**TASK BRIEF:** Locate each line with the string "money" in the listing below and copy it.

Saved data entries:
======

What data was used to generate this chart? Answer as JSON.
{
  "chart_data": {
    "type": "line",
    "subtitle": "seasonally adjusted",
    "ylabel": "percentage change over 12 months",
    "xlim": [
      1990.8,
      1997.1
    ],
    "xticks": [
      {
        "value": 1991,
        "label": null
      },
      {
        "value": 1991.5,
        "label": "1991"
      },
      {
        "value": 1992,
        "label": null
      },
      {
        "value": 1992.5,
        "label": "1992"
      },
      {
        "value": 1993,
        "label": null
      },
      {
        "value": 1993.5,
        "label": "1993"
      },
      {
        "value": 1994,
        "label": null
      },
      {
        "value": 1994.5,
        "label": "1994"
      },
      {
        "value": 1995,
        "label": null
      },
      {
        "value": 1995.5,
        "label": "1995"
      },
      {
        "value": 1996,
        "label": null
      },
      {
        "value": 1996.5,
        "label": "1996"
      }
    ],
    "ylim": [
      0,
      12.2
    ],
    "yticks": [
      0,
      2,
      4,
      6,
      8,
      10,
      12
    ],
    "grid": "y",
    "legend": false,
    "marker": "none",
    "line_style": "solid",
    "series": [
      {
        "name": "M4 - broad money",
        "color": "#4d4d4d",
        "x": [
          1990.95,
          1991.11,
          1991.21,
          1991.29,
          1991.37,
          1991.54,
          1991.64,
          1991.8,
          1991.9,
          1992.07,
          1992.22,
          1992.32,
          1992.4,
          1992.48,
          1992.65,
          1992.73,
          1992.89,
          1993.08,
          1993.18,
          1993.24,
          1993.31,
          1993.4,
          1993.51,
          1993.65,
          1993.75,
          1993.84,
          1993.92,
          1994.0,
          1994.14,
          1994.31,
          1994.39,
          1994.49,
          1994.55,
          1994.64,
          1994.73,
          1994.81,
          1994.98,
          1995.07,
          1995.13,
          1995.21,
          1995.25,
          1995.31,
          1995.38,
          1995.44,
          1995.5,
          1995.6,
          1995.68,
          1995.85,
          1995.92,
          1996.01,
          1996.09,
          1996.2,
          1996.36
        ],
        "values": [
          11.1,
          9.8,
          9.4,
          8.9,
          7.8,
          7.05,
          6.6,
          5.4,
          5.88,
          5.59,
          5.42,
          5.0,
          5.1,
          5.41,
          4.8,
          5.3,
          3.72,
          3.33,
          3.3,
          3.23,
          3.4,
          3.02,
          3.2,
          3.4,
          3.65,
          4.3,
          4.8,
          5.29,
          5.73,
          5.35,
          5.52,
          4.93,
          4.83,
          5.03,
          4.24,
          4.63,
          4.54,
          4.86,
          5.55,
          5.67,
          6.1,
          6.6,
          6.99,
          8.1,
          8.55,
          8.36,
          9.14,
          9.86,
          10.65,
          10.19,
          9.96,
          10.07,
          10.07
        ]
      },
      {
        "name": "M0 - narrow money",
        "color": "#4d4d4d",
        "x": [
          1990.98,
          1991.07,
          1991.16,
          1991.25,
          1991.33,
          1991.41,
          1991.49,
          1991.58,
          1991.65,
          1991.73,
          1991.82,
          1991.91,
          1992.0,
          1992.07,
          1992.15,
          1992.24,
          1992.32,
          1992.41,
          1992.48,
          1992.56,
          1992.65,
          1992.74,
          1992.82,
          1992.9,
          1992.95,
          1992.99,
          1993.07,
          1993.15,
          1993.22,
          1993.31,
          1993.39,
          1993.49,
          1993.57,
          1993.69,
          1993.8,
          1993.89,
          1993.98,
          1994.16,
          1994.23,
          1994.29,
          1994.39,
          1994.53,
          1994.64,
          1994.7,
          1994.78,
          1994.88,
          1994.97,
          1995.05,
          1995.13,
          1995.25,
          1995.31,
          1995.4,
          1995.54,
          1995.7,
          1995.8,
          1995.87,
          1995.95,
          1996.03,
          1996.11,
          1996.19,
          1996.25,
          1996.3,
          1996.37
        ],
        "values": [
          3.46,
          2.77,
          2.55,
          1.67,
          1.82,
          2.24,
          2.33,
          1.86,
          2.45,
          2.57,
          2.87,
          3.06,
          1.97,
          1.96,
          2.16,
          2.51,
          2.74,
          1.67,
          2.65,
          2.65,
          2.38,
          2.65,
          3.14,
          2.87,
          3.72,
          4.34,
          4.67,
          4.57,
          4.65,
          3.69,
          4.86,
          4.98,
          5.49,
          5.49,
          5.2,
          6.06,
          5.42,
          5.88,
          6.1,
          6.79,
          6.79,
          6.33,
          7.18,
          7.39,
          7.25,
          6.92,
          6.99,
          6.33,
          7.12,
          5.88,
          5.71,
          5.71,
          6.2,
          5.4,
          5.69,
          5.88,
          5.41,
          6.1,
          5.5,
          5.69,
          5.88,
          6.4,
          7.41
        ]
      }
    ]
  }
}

======

**TASK RESPONSE:**
        "name": "M4 - broad money",
        "name": "M0 - narrow money",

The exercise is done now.